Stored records
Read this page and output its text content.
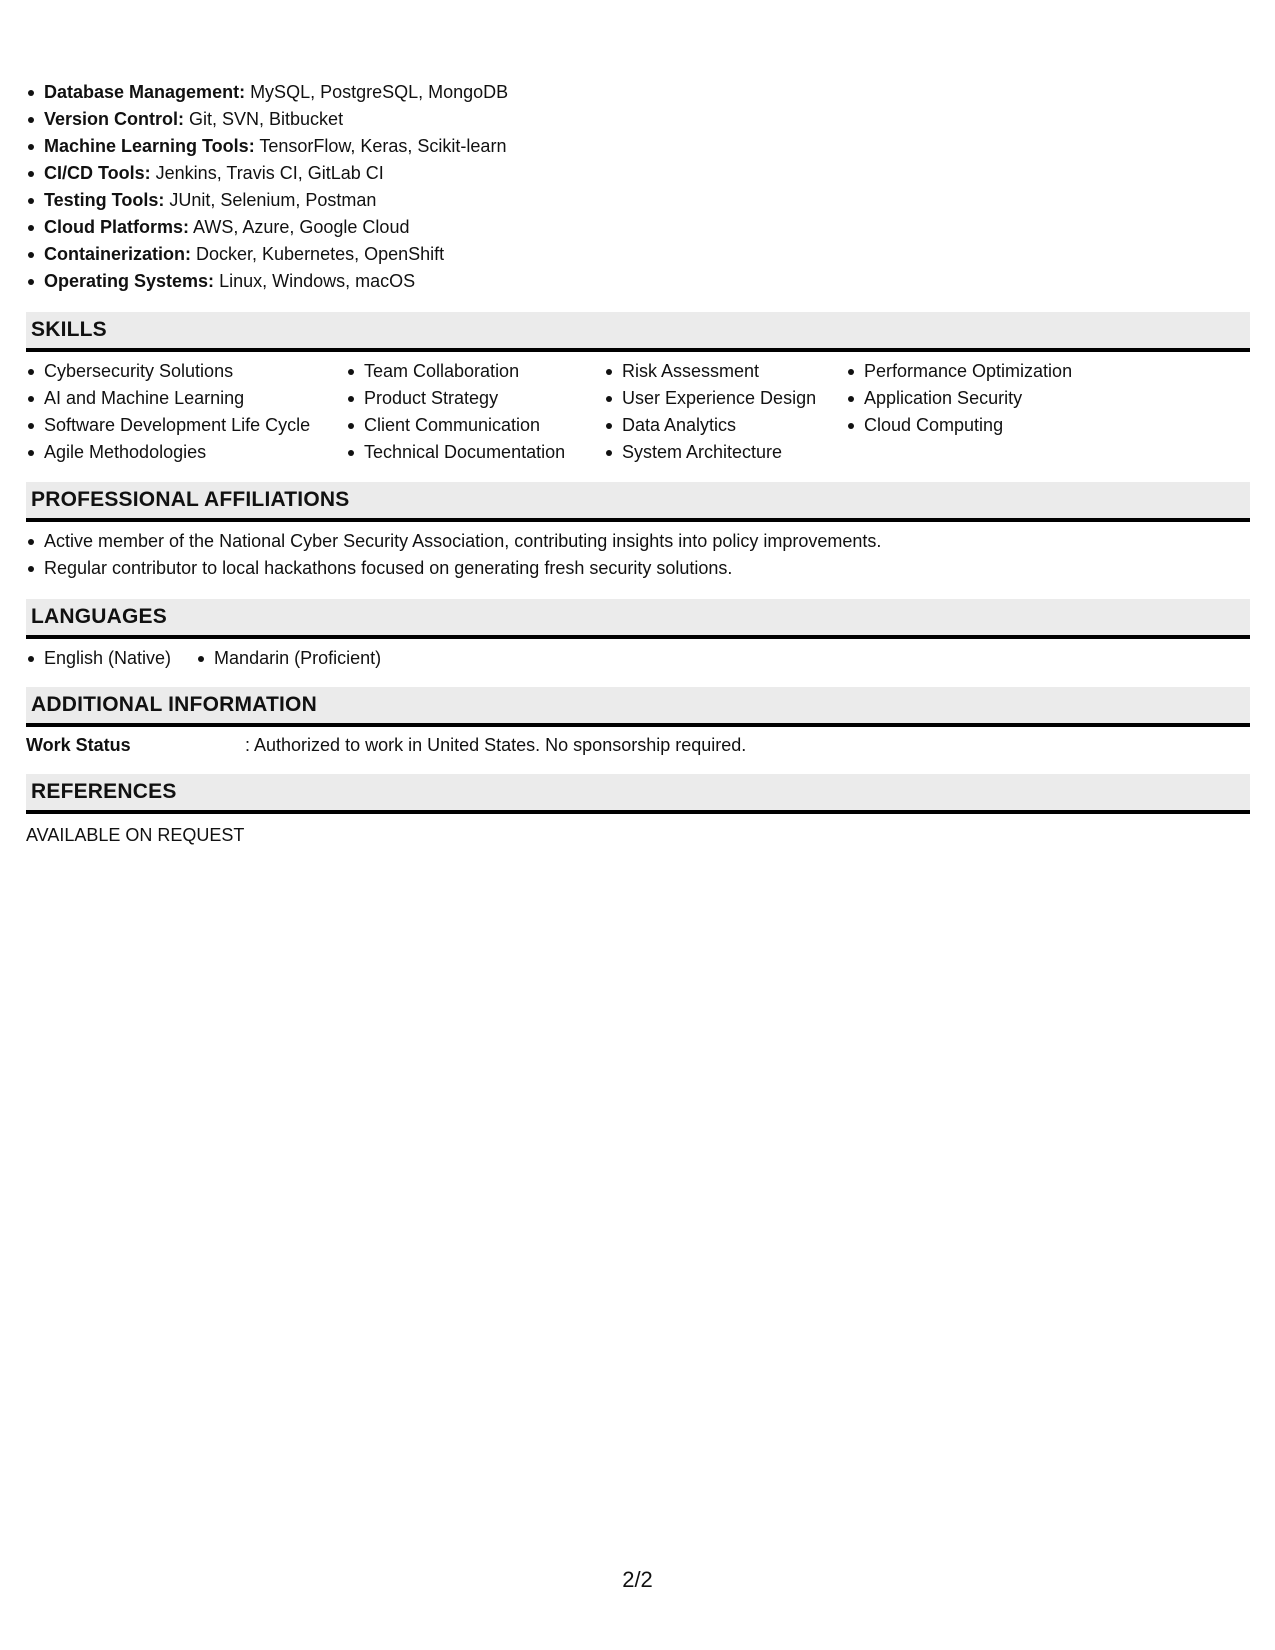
Database Management: MySQL, PostgreSQL, MongoDB
Version Control: Git, SVN, Bitbucket
Machine Learning Tools: TensorFlow, Keras, Scikit-learn
CI/CD Tools: Jenkins, Travis CI, GitLab CI
Testing Tools: JUnit, Selenium, Postman
Cloud Platforms: AWS, Azure, Google Cloud
Containerization: Docker, Kubernetes, OpenShift
Operating Systems: Linux, Windows, macOS
SKILLS
Cybersecurity Solutions
AI and Machine Learning
Software Development Life Cycle
Agile Methodologies
Team Collaboration
Product Strategy
Client Communication
Technical Documentation
Risk Assessment
User Experience Design
Data Analytics
System Architecture
Performance Optimization
Application Security
Cloud Computing
PROFESSIONAL AFFILIATIONS
Active member of the National Cyber Security Association, contributing insights into policy improvements.
Regular contributor to local hackathons focused on generating fresh security solutions.
LANGUAGES
English (Native)	Mandarin (Proficient)
ADDITIONAL INFORMATION
Work Status	: Authorized to work in United States. No sponsorship required.
REFERENCES
AVAILABLE ON REQUEST
2/2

## Short problem
Each record above must be returned exactly as written, with its pictures omitted.

## Final answer
Read this page and output its text content.
Database Management: MySQL, PostgreSQL, MongoDB
Version Control: Git, SVN, Bitbucket
Machine Learning Tools: TensorFlow, Keras, Scikit-learn
CI/CD Tools: Jenkins, Travis CI, GitLab CI
Testing Tools: JUnit, Selenium, Postman
Cloud Platforms: AWS, Azure, Google Cloud
Containerization: Docker, Kubernetes, OpenShift
Operating Systems: Linux, Windows, macOS
SKILLS
Cybersecurity Solutions
AI and Machine Learning
Software Development Life Cycle
Agile Methodologies
Team Collaboration
Product Strategy
Client Communication
Technical Documentation
Risk Assessment
User Experience Design
Data Analytics
System Architecture
Performance Optimization
Application Security
Cloud Computing
PROFESSIONAL AFFILIATIONS
Active member of the National Cyber Security Association, contributing insights into policy improvements.
Regular contributor to local hackathons focused on generating fresh security solutions.
LANGUAGES
English (Native)	Mandarin (Proficient)
ADDITIONAL INFORMATION
Work Status	: Authorized to work in United States. No sponsorship required.
REFERENCES
AVAILABLE ON REQUEST
2/2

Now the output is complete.